▸ Data entries:
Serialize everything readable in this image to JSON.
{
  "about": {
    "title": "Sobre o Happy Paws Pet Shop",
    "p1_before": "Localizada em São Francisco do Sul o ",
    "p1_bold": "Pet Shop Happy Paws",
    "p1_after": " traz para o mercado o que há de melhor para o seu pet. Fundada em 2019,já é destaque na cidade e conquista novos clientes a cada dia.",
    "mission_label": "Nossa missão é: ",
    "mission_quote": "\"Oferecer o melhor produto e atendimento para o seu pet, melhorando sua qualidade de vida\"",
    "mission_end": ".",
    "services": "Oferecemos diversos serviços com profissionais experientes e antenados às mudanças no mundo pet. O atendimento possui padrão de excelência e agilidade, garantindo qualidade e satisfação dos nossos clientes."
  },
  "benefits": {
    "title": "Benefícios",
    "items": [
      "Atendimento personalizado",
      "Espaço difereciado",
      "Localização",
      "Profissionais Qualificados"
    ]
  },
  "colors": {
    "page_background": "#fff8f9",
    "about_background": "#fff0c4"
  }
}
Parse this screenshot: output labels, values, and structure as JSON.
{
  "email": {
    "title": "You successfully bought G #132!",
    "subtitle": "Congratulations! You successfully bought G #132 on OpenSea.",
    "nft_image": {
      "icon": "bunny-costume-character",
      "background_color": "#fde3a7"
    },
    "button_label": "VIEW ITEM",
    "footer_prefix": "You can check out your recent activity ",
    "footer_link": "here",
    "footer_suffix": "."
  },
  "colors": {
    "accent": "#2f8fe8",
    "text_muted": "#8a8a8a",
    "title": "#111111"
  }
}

▸ Written exercise: State the number of lines that contain the string "successfully", with no other words.

▸ Right answer: 2